[begin Dataset]
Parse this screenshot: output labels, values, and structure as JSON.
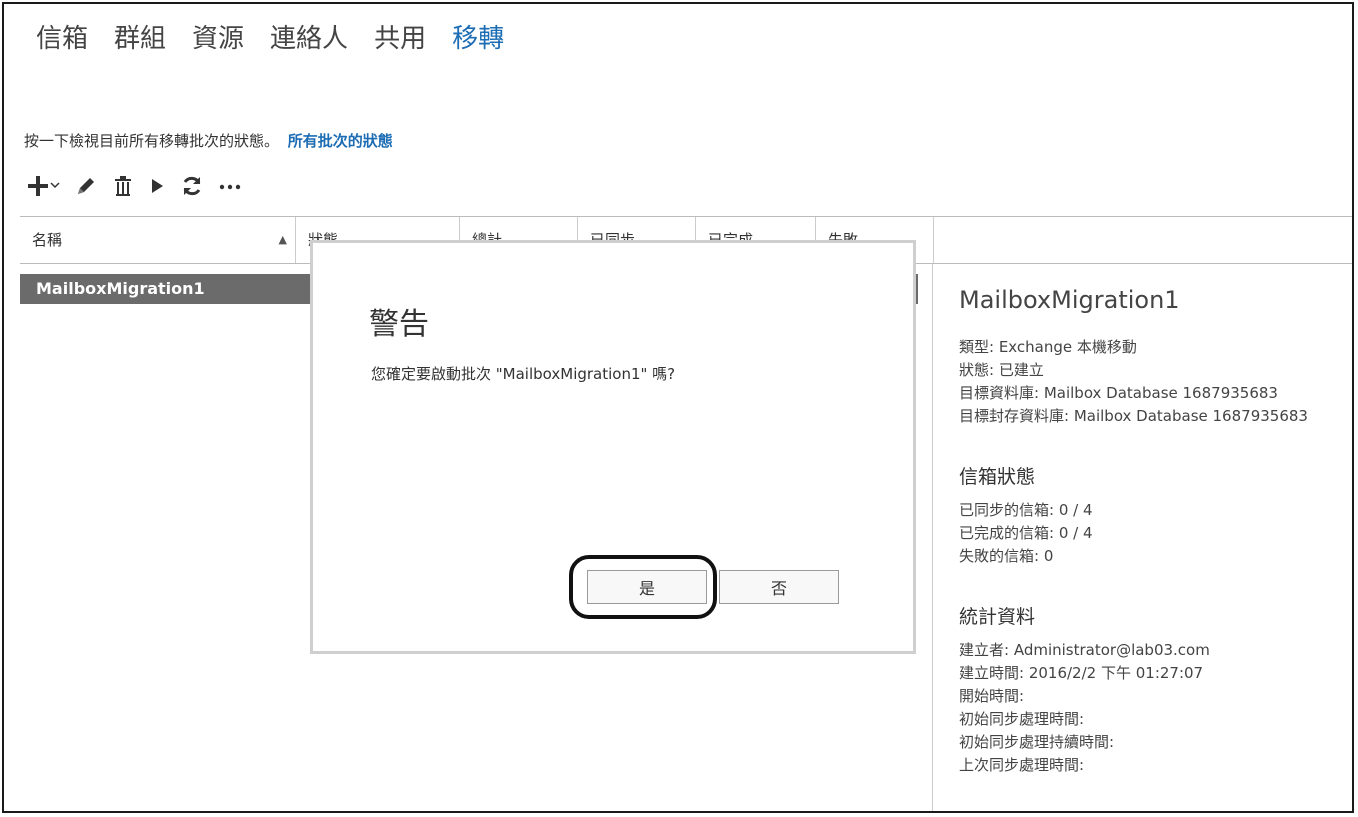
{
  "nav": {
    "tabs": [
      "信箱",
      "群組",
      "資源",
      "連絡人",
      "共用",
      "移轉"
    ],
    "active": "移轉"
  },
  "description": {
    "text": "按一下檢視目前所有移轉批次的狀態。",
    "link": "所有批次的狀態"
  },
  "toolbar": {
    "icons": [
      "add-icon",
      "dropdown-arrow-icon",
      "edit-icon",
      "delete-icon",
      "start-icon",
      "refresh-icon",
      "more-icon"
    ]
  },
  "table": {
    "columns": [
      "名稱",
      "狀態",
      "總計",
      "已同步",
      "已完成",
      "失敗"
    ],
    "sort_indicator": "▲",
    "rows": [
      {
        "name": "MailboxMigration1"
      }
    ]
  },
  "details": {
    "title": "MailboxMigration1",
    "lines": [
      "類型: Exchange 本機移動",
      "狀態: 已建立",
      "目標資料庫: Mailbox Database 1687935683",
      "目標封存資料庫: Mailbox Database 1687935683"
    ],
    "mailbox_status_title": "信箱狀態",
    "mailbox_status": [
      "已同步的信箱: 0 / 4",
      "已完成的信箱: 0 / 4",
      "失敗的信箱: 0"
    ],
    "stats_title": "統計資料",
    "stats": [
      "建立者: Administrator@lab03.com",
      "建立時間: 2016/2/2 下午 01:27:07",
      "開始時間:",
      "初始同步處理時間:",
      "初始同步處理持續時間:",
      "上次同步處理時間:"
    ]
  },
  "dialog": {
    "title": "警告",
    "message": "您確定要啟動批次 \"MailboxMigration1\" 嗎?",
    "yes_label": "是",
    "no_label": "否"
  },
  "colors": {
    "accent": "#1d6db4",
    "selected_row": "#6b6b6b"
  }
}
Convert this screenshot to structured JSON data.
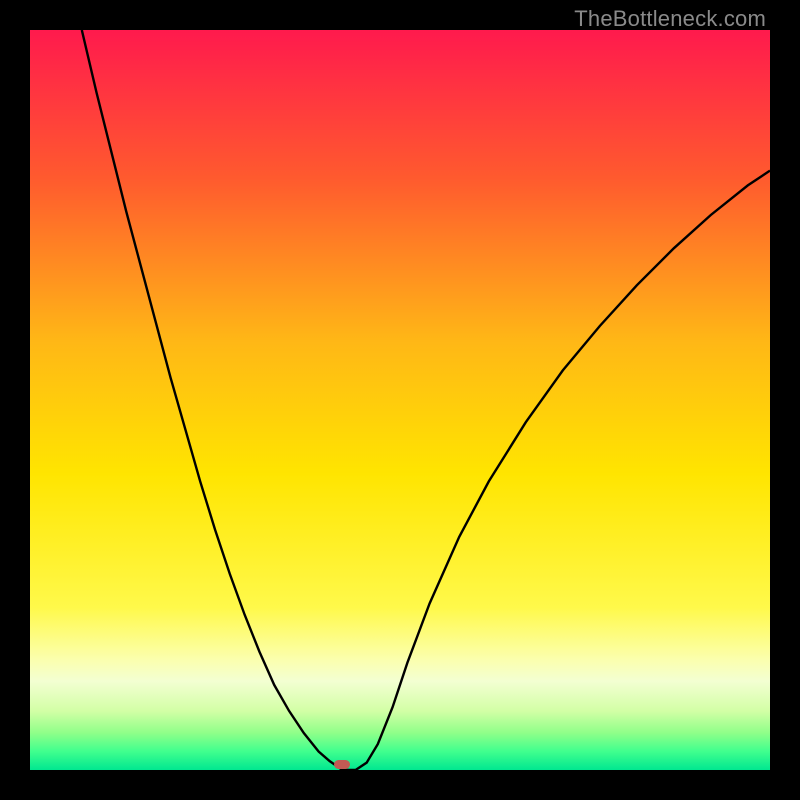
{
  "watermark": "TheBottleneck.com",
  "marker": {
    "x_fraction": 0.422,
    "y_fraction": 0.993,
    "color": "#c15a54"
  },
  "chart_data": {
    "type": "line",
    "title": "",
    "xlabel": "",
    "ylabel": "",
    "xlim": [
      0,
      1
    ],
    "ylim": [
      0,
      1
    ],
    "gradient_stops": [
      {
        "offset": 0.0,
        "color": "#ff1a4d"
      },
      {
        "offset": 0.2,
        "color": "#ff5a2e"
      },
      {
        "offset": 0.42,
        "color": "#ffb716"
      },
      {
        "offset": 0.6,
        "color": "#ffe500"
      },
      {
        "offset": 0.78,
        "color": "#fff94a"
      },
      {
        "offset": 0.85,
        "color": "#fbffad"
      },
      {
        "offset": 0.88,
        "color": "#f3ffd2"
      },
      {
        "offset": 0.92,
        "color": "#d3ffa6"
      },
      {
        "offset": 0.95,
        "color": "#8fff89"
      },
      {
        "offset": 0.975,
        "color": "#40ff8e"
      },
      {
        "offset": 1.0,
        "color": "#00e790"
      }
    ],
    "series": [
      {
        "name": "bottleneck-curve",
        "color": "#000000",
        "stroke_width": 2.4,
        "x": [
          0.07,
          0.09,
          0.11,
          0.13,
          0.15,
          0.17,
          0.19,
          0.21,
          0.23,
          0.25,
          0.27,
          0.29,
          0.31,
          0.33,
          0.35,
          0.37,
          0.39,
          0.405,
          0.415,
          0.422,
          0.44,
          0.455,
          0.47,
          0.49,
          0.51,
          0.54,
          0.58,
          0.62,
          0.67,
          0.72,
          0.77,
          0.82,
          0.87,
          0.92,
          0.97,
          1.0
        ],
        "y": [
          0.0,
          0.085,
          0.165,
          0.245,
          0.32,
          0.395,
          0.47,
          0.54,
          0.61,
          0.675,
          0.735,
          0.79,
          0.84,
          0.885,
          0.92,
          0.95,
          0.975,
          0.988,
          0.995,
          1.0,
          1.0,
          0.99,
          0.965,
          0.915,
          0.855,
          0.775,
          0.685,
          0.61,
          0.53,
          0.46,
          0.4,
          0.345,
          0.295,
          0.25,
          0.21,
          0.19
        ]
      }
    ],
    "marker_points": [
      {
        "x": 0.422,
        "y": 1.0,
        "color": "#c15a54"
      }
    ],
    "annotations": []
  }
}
[end Dataset]
#### Given request
Go through the records and gather the lines that hold "Database".

#### Solution to the exercise
      "目標資料庫: Mailbox Database 1687935683",
      "目標封存資料庫: Mailbox Database 1687935683"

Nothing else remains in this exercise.